EXERCISE: Locate the string "tarda" throughout the material and copy every line in which it occurs.

ENTRIES:
— START —
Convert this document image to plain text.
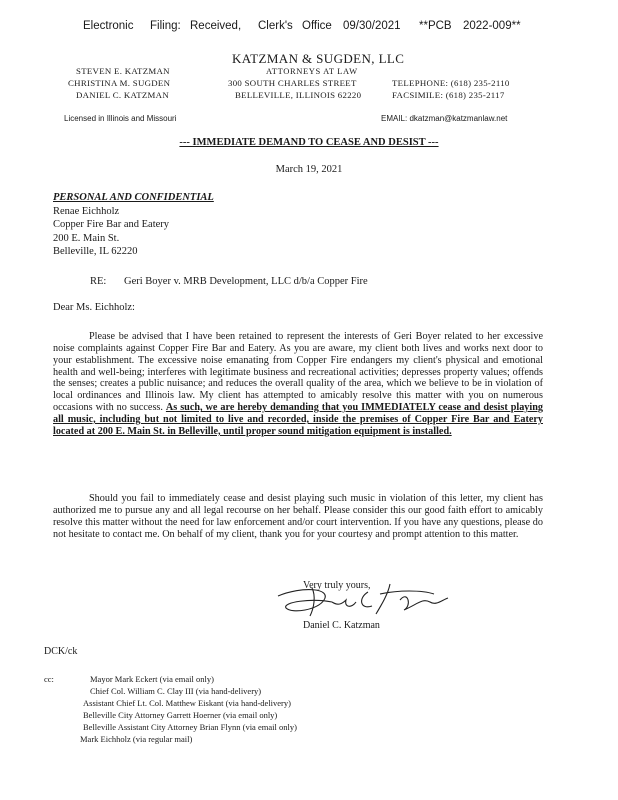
Electronic Filing: Received, Clerk's Office 09/30/2021 **PCB 2022-009**
KATZMAN & SUGDEN, LLC
ATTORNEYS AT LAW
STEVEN E. KATZMAN
CHRISTINA M. SUGDEN
DANIEL C. KATZMAN
300 SOUTH CHARLES STREET
BELLEVILLE, ILLINOIS 62220
TELEPHONE: (618) 235-2110
FACSIMILE: (618) 235-2117
Licensed in Illinois and Missouri	EMAIL: dkatzman@katzmanlaw.net
--- IMMEDIATE DEMAND TO CEASE AND DESIST ---
March 19, 2021
PERSONAL AND CONFIDENTIAL
Renae Eichholz
Copper Fire Bar and Eatery
200 E. Main St.
Belleville, IL 62220
RE: Geri Boyer v. MRB Development, LLC d/b/a Copper Fire
Dear Ms. Eichholz:

Please be advised that I have been retained to represent the interests of Geri Boyer related to her excessive noise complaints against Copper Fire Bar and Eatery. As you are aware, my client both lives and works next door to your establishment. The excessive noise emanating from Copper Fire endangers my client's physical and emotional health and well-being; interferes with legitimate business and recreational activities; depresses property values; offends the senses; creates a public nuisance; and reduces the overall quality of the area, which we believe to be in violation of local ordinances and Illinois law. My client has attempted to amicably resolve this matter with you on numerous occasions with no success. As such, we are hereby demanding that you IMMEDIATELY cease and desist playing all music, including but not limited to live and recorded, inside the premises of Copper Fire Bar and Eatery located at 200 E. Main St. in Belleville, until proper sound mitigation equipment is installed.

Should you fail to immediately cease and desist playing such music in violation of this letter, my client has authorized me to pursue any and all legal recourse on her behalf. Please consider this our good faith effort to amicably resolve this matter without the need for law enforcement and/or court intervention. If you have any questions, please do not hesitate to contact me. On behalf of my client, thank you for your courtesy and prompt attention to this matter.

Very truly yours,
Daniel C. Katzman
DCK/ck
cc:	Mayor Mark Eckert (via email only)
Chief Col. William C. Clay III (via hand-delivery)
Assistant Chief Lt. Col. Matthew Eiskant (via hand-delivery)
Belleville City Attorney Garrett Hoerner (via email only)
Belleville Assistant City Attorney Brian Flynn (via email only)
Mark Eichholz (via regular mail)
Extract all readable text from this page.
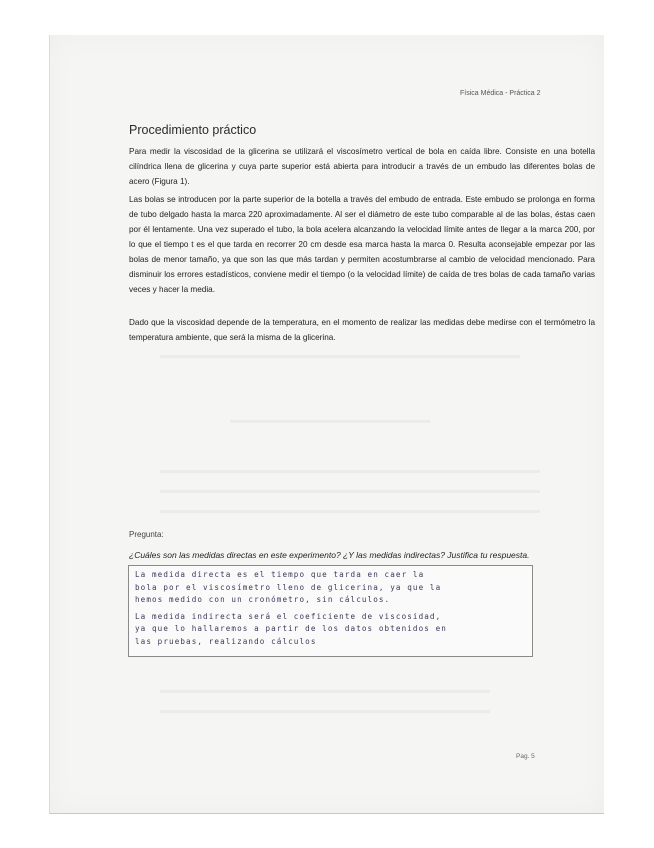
Física Médica - Práctica 2
Procedimiento práctico

Para medir la viscosidad de la glicerina se utilizará el viscosímetro vertical de bola en caída libre. Consiste en una botella cilíndrica llena de glicerina y cuya parte superior está abierta para introducir a través de un embudo las diferentes bolas de acero (Figura 1).

Las bolas se introducen por la parte superior de la botella a través del embudo de entrada. Este embudo se prolonga en forma de tubo delgado hasta la marca 220 aproximadamente. Al ser el diámetro de este tubo comparable al de las bolas, éstas caen por él lentamente. Una vez superado el tubo, la bola acelera alcanzando la velocidad límite antes de llegar a la marca 200, por lo que el tiempo t es el que tarda en recorrer 20 cm desde esa marca hasta la marca 0. Resulta aconsejable empezar por las bolas de menor tamaño, ya que son las que más tardan y permiten acostumbrarse al cambio de velocidad mencionado. Para disminuir los errores estadísticos, conviene medir el tiempo (o la velocidad límite) de caída de tres bolas de cada tamaño varias veces y hacer la media.

Dado que la viscosidad depende de la temperatura, en el momento de realizar las medidas debe medirse con el termómetro la temperatura ambiente, que será la misma de la glicerina.

Pregunta:
¿Cuáles son las medidas directas en este experimento? ¿Y las medidas indirectas? Justifica tu respuesta.
La medida directa es el tiempo que tarda en caer la
bola por el viscosímetro lleno de glicerina, ya que la
hemos medido con un cronómetro, sin cálculos.
La medida indirecta será el coeficiente de viscosidad,
ya que lo hallaremos a partir de los datos obtenidos en
las pruebas, realizando cálculos
Pag. 5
— END —
ANSWER TO THE EXERCISE:
Las bolas se introducen por la parte superior de la botella a través del embudo de entrada. Este embudo se prolonga en forma de tubo delgado hasta la marca 220 aproximadamente. Al ser el diámetro de este tubo comparable al de las bolas, éstas caen por él lentamente. Una vez superado el tubo, la bola acelera alcanzando la velocidad límite antes de llegar a la marca 200, por lo que el tiempo t es el que tarda en recorrer 20 cm desde esa marca hasta la marca 0. Resulta aconsejable empezar por las bolas de menor tamaño, ya que son las que más tardan y permiten acostumbrarse al cambio de velocidad mencionado. Para disminuir los errores estadísticos, conviene medir el tiempo (o la velocidad límite) de caída de tres bolas de cada tamaño varias veces y hacer la media.
La medida directa es el tiempo que tarda en caer la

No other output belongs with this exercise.